[Start of THE RECORDS]

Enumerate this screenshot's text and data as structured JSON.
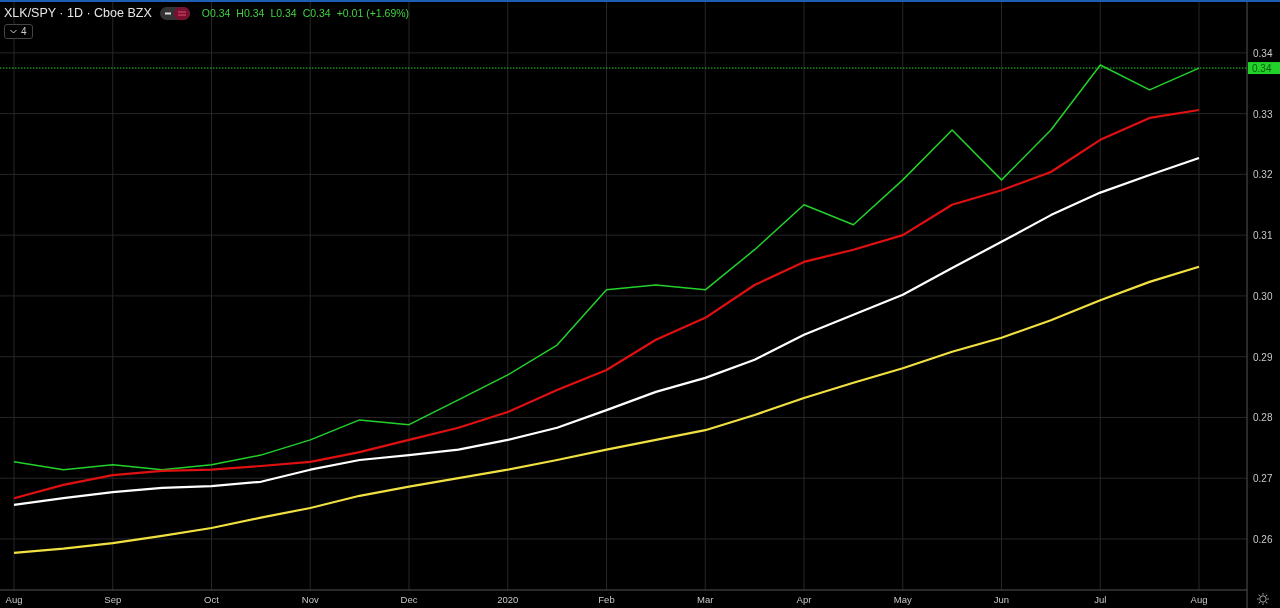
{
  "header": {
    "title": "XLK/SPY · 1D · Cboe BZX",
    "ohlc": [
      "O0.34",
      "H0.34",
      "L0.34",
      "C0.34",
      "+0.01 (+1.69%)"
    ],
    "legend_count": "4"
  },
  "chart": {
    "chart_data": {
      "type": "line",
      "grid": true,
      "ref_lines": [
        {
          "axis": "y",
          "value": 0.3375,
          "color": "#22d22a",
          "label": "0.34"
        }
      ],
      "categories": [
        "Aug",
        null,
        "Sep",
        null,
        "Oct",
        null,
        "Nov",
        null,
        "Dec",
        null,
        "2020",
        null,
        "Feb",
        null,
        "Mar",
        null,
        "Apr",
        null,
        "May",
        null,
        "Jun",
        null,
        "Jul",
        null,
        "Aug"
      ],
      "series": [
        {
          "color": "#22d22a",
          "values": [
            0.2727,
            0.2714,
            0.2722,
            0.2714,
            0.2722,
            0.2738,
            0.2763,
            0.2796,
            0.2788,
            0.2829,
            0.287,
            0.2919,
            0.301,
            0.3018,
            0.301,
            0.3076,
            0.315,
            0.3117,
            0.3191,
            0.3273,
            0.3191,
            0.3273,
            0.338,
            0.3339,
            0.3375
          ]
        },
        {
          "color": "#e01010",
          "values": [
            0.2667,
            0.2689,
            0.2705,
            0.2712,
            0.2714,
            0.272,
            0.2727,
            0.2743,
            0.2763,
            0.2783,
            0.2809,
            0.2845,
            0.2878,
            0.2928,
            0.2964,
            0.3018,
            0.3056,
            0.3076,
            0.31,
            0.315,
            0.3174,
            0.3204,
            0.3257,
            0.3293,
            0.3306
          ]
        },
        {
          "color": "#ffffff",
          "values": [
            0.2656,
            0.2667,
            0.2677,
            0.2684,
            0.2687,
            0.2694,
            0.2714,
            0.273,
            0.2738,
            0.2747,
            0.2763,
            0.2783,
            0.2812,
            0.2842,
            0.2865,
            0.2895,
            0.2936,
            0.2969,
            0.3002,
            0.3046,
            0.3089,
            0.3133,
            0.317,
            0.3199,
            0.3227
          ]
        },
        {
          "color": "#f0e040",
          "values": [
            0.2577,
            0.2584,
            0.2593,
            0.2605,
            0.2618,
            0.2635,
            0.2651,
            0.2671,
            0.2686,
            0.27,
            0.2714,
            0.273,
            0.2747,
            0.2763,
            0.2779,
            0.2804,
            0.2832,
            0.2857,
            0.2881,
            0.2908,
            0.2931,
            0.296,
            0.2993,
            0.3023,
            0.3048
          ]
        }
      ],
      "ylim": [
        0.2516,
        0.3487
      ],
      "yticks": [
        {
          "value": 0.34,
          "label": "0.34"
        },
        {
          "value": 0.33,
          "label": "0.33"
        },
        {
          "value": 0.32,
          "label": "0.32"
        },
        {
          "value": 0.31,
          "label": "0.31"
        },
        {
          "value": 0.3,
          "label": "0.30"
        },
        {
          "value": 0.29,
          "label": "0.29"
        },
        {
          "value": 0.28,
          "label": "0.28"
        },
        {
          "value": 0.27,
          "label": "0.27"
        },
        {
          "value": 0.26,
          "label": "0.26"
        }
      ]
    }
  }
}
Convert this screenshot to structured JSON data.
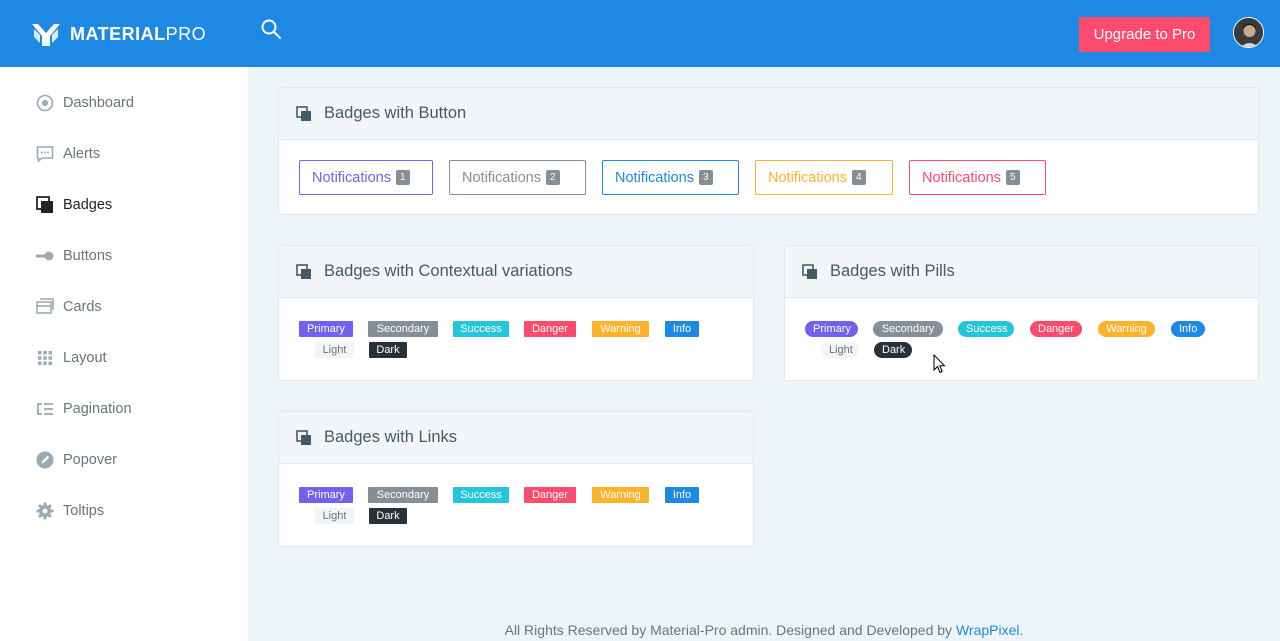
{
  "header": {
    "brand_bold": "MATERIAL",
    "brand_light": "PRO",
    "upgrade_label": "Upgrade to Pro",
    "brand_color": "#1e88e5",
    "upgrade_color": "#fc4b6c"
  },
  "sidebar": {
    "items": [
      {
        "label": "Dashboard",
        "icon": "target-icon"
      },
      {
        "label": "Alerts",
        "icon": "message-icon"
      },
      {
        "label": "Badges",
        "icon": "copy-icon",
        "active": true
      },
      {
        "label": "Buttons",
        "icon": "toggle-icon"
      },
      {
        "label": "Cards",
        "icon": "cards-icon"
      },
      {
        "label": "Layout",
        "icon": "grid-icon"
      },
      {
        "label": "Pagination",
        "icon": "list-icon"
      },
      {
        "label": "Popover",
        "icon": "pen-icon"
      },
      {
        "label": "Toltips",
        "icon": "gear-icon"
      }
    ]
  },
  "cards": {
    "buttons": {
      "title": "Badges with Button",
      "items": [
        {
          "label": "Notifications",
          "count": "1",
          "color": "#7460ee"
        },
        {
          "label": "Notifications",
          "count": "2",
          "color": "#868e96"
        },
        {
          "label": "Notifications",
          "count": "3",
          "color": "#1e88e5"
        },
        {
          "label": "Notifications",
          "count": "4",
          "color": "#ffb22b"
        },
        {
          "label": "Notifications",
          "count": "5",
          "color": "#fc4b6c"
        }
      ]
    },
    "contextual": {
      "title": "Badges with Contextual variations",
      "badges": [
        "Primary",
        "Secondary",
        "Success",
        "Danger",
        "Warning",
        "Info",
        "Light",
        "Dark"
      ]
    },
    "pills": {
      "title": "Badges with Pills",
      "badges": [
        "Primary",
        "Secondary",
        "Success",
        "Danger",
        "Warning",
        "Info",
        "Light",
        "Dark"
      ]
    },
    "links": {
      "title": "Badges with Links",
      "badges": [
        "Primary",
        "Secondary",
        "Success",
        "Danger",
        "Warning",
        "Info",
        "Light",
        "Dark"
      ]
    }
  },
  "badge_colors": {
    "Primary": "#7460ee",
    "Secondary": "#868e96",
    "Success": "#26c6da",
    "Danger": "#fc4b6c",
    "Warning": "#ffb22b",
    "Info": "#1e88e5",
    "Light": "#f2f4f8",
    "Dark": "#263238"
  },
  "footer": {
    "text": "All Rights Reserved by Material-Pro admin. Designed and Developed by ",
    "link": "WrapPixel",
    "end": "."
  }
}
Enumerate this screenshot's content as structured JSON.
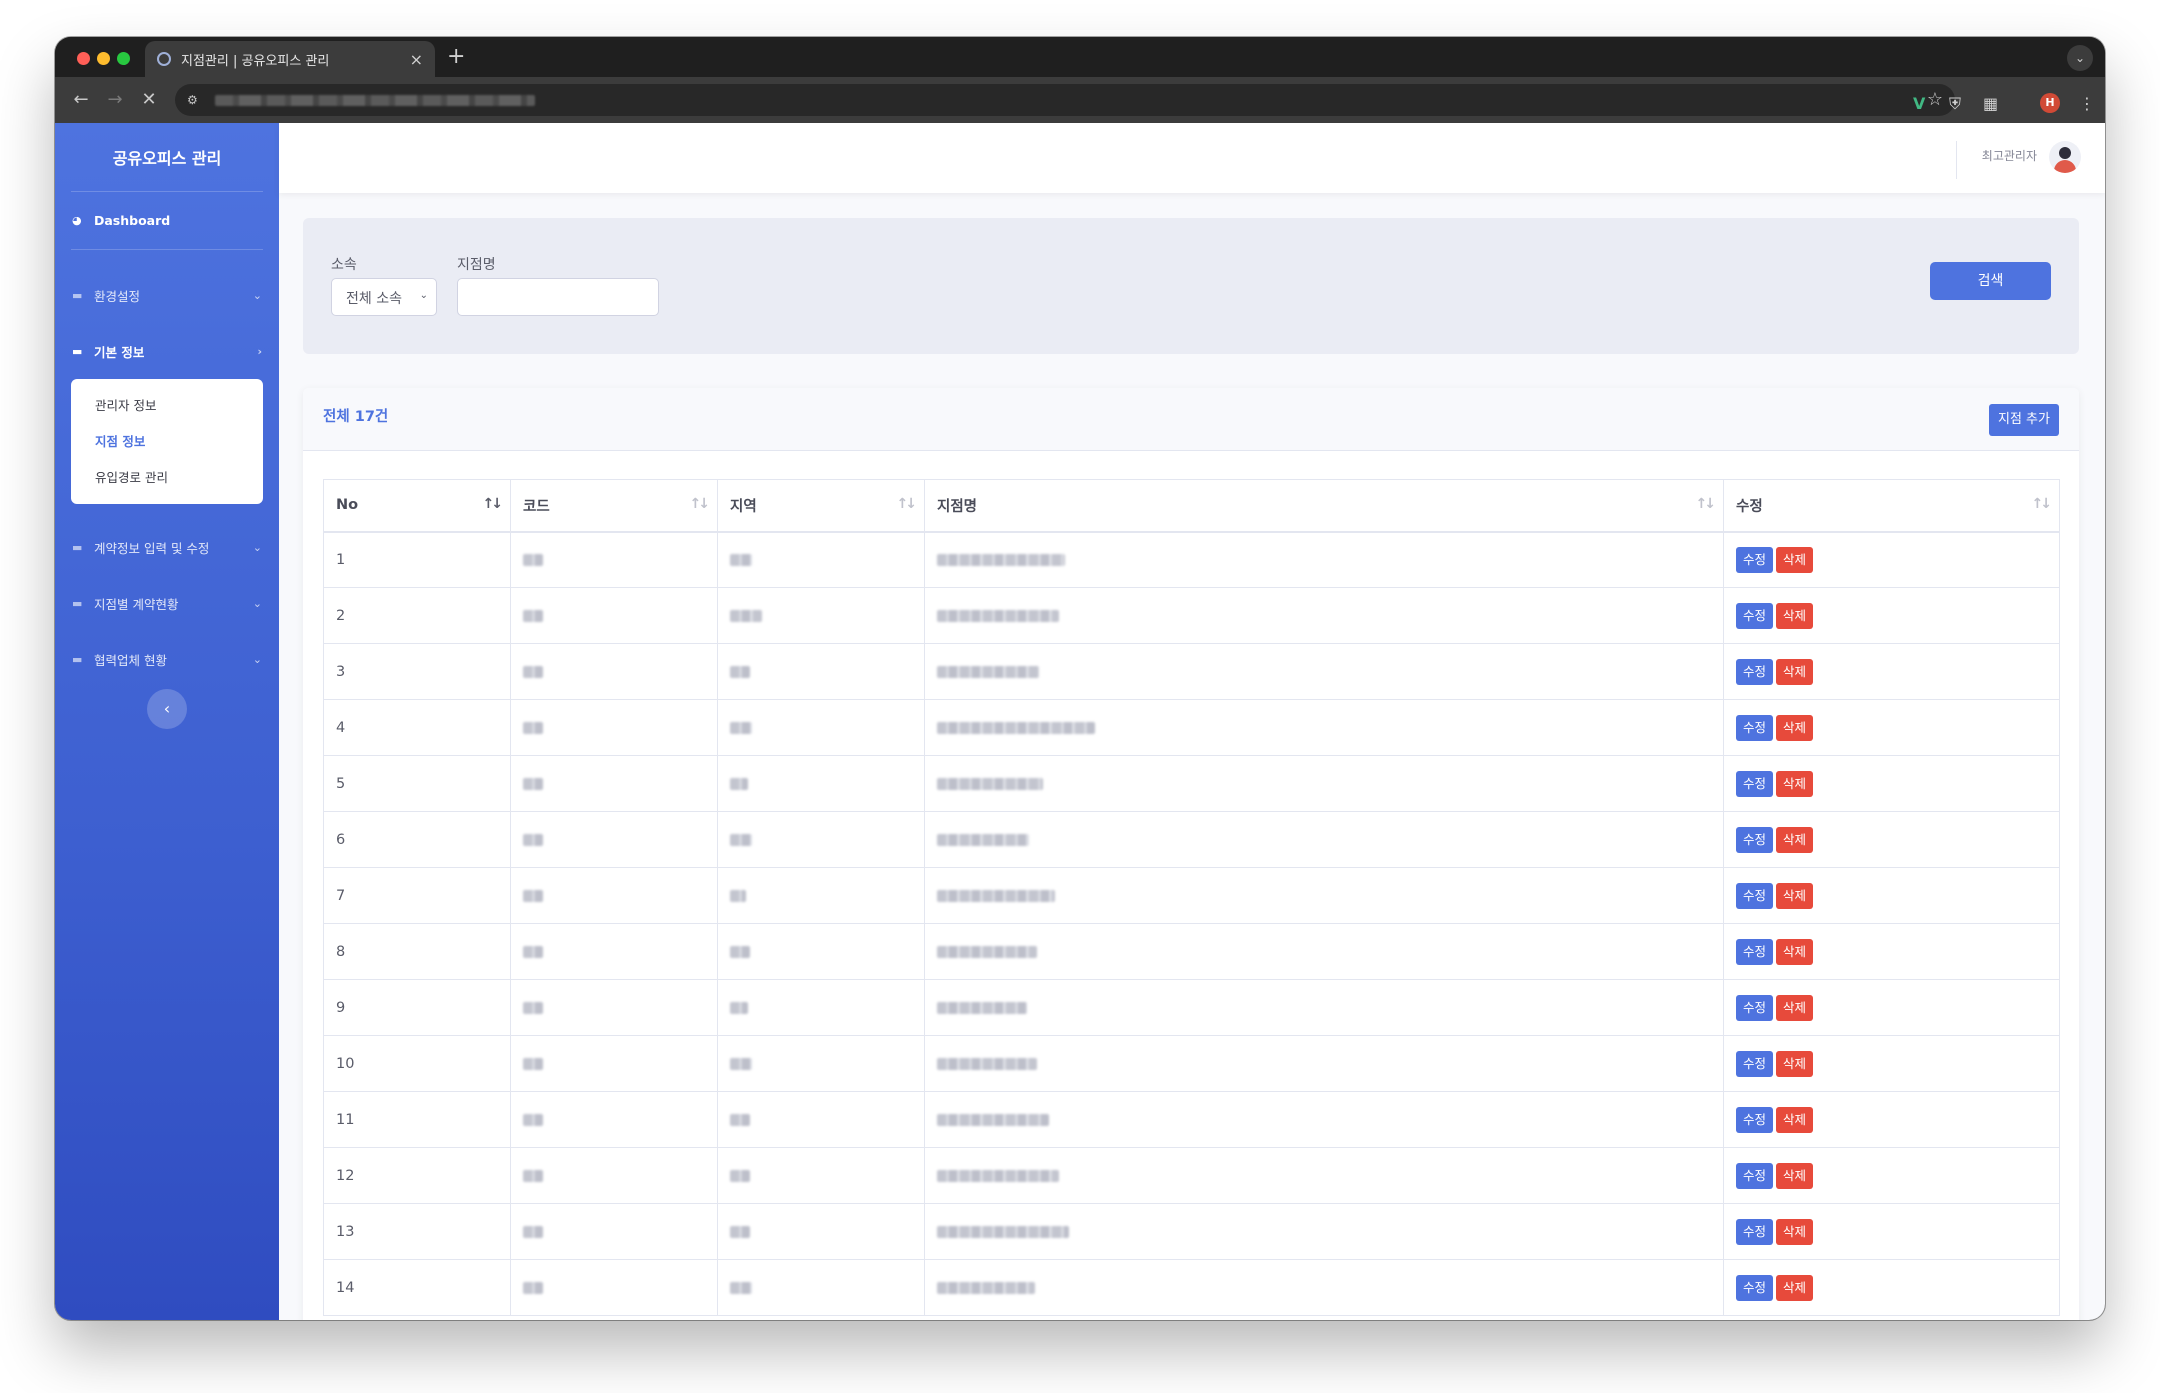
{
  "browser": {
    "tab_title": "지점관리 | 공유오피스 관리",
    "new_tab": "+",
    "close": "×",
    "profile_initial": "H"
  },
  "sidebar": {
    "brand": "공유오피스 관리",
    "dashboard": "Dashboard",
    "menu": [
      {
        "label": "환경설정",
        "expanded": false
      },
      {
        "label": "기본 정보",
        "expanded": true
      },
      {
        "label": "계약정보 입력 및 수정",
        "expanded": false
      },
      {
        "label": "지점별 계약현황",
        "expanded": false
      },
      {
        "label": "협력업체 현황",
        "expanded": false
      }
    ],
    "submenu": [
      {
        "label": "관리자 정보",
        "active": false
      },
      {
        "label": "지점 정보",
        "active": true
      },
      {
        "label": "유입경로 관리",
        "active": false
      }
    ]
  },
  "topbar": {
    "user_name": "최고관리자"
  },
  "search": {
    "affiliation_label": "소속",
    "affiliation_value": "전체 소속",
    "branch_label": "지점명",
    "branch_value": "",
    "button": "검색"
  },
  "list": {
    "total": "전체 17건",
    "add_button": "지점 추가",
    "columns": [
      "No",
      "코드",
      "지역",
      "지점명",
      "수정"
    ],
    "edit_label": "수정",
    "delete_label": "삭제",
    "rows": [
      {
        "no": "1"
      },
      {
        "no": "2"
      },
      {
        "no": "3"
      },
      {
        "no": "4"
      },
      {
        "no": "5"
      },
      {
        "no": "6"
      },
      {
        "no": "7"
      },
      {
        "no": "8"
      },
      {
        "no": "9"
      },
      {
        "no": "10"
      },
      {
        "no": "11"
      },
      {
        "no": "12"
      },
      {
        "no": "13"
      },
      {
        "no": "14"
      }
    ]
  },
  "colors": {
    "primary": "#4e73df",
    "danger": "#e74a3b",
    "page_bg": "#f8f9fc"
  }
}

[End of THE RECORDS]

**TASK STATEMENT**. Write out every line of the data that holds the word "with".

**EXERCISE RESPONSE**.
      "title": "Badges with Button",
      "title": "Badges with Contextual variations",
      "title": "Badges with Pills",
      "title": "Badges with Links",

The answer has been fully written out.